• _Short task_
Write out every line of the material exactly as it appears.

++++ Data lines

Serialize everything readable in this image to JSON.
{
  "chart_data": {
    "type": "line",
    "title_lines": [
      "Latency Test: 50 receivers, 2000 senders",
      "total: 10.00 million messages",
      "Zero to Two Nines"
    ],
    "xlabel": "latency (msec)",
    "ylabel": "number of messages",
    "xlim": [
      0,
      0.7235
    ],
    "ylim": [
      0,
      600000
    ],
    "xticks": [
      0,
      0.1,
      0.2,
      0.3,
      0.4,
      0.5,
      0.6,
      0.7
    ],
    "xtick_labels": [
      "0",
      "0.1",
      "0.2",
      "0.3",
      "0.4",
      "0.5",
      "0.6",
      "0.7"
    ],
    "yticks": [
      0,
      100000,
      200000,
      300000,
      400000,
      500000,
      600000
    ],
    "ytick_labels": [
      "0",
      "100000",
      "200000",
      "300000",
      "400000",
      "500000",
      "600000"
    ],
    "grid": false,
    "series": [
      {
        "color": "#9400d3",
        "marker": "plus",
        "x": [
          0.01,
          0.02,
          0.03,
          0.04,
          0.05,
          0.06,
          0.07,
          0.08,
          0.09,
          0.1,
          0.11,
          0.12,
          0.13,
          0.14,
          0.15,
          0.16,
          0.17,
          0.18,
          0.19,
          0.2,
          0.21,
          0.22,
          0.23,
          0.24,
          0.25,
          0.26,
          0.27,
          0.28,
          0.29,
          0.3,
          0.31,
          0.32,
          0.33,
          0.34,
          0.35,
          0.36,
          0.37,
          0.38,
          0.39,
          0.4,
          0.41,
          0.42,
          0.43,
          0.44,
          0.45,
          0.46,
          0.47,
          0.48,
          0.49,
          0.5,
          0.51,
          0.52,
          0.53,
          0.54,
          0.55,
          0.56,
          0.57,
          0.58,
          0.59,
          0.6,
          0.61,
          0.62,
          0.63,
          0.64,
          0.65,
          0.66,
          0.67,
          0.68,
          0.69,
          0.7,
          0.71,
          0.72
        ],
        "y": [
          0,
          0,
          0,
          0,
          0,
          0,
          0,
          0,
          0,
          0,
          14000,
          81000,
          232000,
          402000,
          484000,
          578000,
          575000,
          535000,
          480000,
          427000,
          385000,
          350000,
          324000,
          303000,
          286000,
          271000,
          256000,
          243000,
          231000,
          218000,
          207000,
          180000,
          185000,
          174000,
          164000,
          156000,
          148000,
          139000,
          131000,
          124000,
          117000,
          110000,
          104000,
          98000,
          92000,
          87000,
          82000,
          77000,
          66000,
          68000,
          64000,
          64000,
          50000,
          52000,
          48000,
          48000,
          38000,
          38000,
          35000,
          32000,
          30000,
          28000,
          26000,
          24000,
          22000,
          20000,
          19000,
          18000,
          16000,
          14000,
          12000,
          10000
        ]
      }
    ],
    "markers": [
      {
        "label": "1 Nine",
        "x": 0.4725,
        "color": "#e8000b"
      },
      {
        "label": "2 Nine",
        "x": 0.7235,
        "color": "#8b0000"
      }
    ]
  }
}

++++++++

• _The completed task_
Serialize everything readable in this image to JSON.
{
  "chart_data": {
    "type": "line",
    "title_lines": [
      "Latency Test: 50 receivers, 2000 senders",
      "total: 10.00 million messages",
      "Zero to Two Nines"
    ],
    "xlabel": "latency (msec)",
    "ylabel": "number of messages",
    "xlim": [
      0,
      0.7235
    ],
    "ylim": [
      0,
      600000
    ],
    "xticks": [
      0,
      0.1,
      0.2,
      0.3,
      0.4,
      0.5,
      0.6,
      0.7
    ],
    "xtick_labels": [
      "0",
      "0.1",
      "0.2",
      "0.3",
      "0.4",
      "0.5",
      "0.6",
      "0.7"
    ],
    "yticks": [
      0,
      100000,
      200000,
      300000,
      400000,
      500000,
      600000
    ],
    "ytick_labels": [
      "0",
      "100000",
      "200000",
      "300000",
      "400000",
      "500000",
      "600000"
    ],
    "grid": false,
    "series": [
      {
        "color": "#9400d3",
        "marker": "plus",
        "x": [
          0.01,
          0.02,
          0.03,
          0.04,
          0.05,
          0.06,
          0.07,
          0.08,
          0.09,
          0.1,
          0.11,
          0.12,
          0.13,
          0.14,
          0.15,
          0.16,
          0.17,
          0.18,
          0.19,
          0.2,
          0.21,
          0.22,
          0.23,
          0.24,
          0.25,
          0.26,
          0.27,
          0.28,
          0.29,
          0.3,
          0.31,
          0.32,
          0.33,
          0.34,
          0.35,
          0.36,
          0.37,
          0.38,
          0.39,
          0.4,
          0.41,
          0.42,
          0.43,
          0.44,
          0.45,
          0.46,
          0.47,
          0.48,
          0.49,
          0.5,
          0.51,
          0.52,
          0.53,
          0.54,
          0.55,
          0.56,
          0.57,
          0.58,
          0.59,
          0.6,
          0.61,
          0.62,
          0.63,
          0.64,
          0.65,
          0.66,
          0.67,
          0.68,
          0.69,
          0.7,
          0.71,
          0.72
        ],
        "y": [
          0,
          0,
          0,
          0,
          0,
          0,
          0,
          0,
          0,
          0,
          14000,
          81000,
          232000,
          402000,
          484000,
          578000,
          575000,
          535000,
          480000,
          427000,
          385000,
          350000,
          324000,
          303000,
          286000,
          271000,
          256000,
          243000,
          231000,
          218000,
          207000,
          180000,
          185000,
          174000,
          164000,
          156000,
          148000,
          139000,
          131000,
          124000,
          117000,
          110000,
          104000,
          98000,
          92000,
          87000,
          82000,
          77000,
          66000,
          68000,
          64000,
          64000,
          50000,
          52000,
          48000,
          48000,
          38000,
          38000,
          35000,
          32000,
          30000,
          28000,
          26000,
          24000,
          22000,
          20000,
          19000,
          18000,
          16000,
          14000,
          12000,
          10000
        ]
      }
    ],
    "markers": [
      {
        "label": "1 Nine",
        "x": 0.4725,
        "color": "#e8000b"
      },
      {
        "label": "2 Nine",
        "x": 0.7235,
        "color": "#8b0000"
      }
    ]
  }
}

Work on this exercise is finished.